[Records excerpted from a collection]
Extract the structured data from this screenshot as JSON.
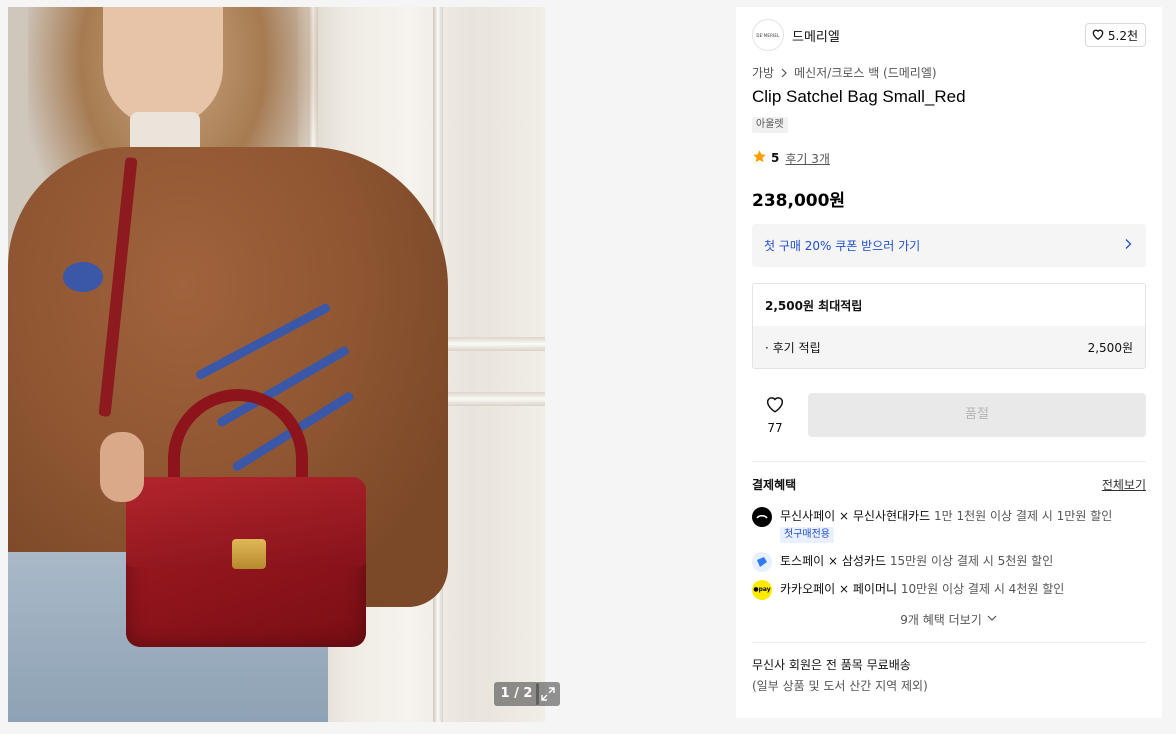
{
  "gallery": {
    "counter": "1 / 2",
    "expand_icon": "expand-icon"
  },
  "brand": {
    "logo_text": "DE'MERIEL",
    "name": "드메리엘",
    "likes": "5.2천"
  },
  "breadcrumb": {
    "category": "가방",
    "subcategory": "메신저/크로스 백 (드메리엘)"
  },
  "product": {
    "title": "Clip Satchel Bag Small_Red",
    "tag": "아울렛",
    "rating": "5",
    "reviews": "후기 3개",
    "price": "238,000원"
  },
  "coupon": {
    "text": "첫 구매 20% 쿠폰 받으러 가기"
  },
  "points": {
    "header": "2,500원 최대적립",
    "row_label": "· 후기 적립",
    "row_value": "2,500원"
  },
  "actions": {
    "wish_count": "77",
    "soldout_label": "품절"
  },
  "benefits": {
    "title": "결제혜택",
    "view_all": "전체보기",
    "items": [
      {
        "name": "무신사페이 × 무신사현대카드",
        "desc": "1만 1천원 이상 결제 시 1만원 할인",
        "badge": "첫구매전용",
        "icon": "musinsa-pay-icon",
        "color": "#000000"
      },
      {
        "name": "토스페이 × 삼성카드",
        "desc": "15만원 이상 결제 시 5천원 할인",
        "icon": "toss-pay-icon",
        "color": "#e8f0fe"
      },
      {
        "name": "카카오페이 × 페이머니",
        "desc": "10만원 이상 결제 시 4천원 할인",
        "icon": "kakao-pay-icon",
        "color": "#ffeb00",
        "icon_text": "●pay"
      }
    ],
    "more": "9개 혜택 더보기"
  },
  "shipping": {
    "line1": "무신사 회원은 전 품목 무료배송",
    "line2": "(일부 상품 및 도서 산간 지역 제외)"
  },
  "colors": {
    "accent_blue": "#1f4fd0",
    "star": "#ff9e00",
    "soldout_bg": "#e9e9e9"
  }
}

Goal :: Images must not appear in the copy; reproduce everything else in the records verbatim.

Output for this task ::
Extract the structured data from this screenshot as JSON.
{
  "gallery": {
    "counter": "1 / 2",
    "expand_icon": "expand-icon"
  },
  "brand": {
    "logo_text": "DE'MERIEL",
    "name": "드메리엘",
    "likes": "5.2천"
  },
  "breadcrumb": {
    "category": "가방",
    "subcategory": "메신저/크로스 백 (드메리엘)"
  },
  "product": {
    "title": "Clip Satchel Bag Small_Red",
    "tag": "아울렛",
    "rating": "5",
    "reviews": "후기 3개",
    "price": "238,000원"
  },
  "coupon": {
    "text": "첫 구매 20% 쿠폰 받으러 가기"
  },
  "points": {
    "header": "2,500원 최대적립",
    "row_label": "· 후기 적립",
    "row_value": "2,500원"
  },
  "actions": {
    "wish_count": "77",
    "soldout_label": "품절"
  },
  "benefits": {
    "title": "결제혜택",
    "view_all": "전체보기",
    "items": [
      {
        "name": "무신사페이 × 무신사현대카드",
        "desc": "1만 1천원 이상 결제 시 1만원 할인",
        "badge": "첫구매전용",
        "icon": "musinsa-pay-icon",
        "color": "#000000"
      },
      {
        "name": "토스페이 × 삼성카드",
        "desc": "15만원 이상 결제 시 5천원 할인",
        "icon": "toss-pay-icon",
        "color": "#e8f0fe"
      },
      {
        "name": "카카오페이 × 페이머니",
        "desc": "10만원 이상 결제 시 4천원 할인",
        "icon": "kakao-pay-icon",
        "color": "#ffeb00",
        "icon_text": "●pay"
      }
    ],
    "more": "9개 혜택 더보기"
  },
  "shipping": {
    "line1": "무신사 회원은 전 품목 무료배송",
    "line2": "(일부 상품 및 도서 산간 지역 제외)"
  },
  "colors": {
    "accent_blue": "#1f4fd0",
    "star": "#ff9e00",
    "soldout_bg": "#e9e9e9"
  }
}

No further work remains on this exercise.